**Task:** Every line of the data must be copied exactly.

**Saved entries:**
┄┄┄┄┄┄┄┄┄┄┄┄┄┄┄┄┄┄┄┄
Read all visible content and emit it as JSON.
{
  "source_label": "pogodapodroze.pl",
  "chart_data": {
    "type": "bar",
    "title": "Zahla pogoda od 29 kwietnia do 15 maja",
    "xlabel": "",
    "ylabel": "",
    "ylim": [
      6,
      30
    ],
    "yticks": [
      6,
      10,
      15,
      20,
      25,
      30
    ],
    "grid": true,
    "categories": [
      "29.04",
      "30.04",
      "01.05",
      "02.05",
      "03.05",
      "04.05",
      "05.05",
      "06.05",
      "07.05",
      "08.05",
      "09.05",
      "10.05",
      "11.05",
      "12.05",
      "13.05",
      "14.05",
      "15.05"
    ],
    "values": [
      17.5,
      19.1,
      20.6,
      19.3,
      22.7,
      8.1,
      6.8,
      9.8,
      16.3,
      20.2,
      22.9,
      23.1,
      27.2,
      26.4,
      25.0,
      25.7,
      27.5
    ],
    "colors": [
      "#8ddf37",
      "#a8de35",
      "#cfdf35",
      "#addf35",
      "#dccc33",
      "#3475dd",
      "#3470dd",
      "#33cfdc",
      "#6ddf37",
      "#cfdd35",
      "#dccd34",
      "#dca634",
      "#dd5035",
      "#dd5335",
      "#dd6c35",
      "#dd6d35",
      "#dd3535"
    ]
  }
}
┄┄┄┄┄┄┄┄┄┄┄┄┄┄┄┄┄┄┄┄
**The answer:**
Read all visible content and emit it as JSON.
{
  "source_label": "pogodapodroze.pl",
  "chart_data": {
    "type": "bar",
    "title": "Zahla pogoda od 29 kwietnia do 15 maja",
    "xlabel": "",
    "ylabel": "",
    "ylim": [
      6,
      30
    ],
    "yticks": [
      6,
      10,
      15,
      20,
      25,
      30
    ],
    "grid": true,
    "categories": [
      "29.04",
      "30.04",
      "01.05",
      "02.05",
      "03.05",
      "04.05",
      "05.05",
      "06.05",
      "07.05",
      "08.05",
      "09.05",
      "10.05",
      "11.05",
      "12.05",
      "13.05",
      "14.05",
      "15.05"
    ],
    "values": [
      17.5,
      19.1,
      20.6,
      19.3,
      22.7,
      8.1,
      6.8,
      9.8,
      16.3,
      20.2,
      22.9,
      23.1,
      27.2,
      26.4,
      25.0,
      25.7,
      27.5
    ],
    "colors": [
      "#8ddf37",
      "#a8de35",
      "#cfdf35",
      "#addf35",
      "#dccc33",
      "#3475dd",
      "#3470dd",
      "#33cfdc",
      "#6ddf37",
      "#cfdd35",
      "#dccd34",
      "#dca634",
      "#dd5035",
      "#dd5335",
      "#dd6c35",
      "#dd6d35",
      "#dd3535"
    ]
  }
}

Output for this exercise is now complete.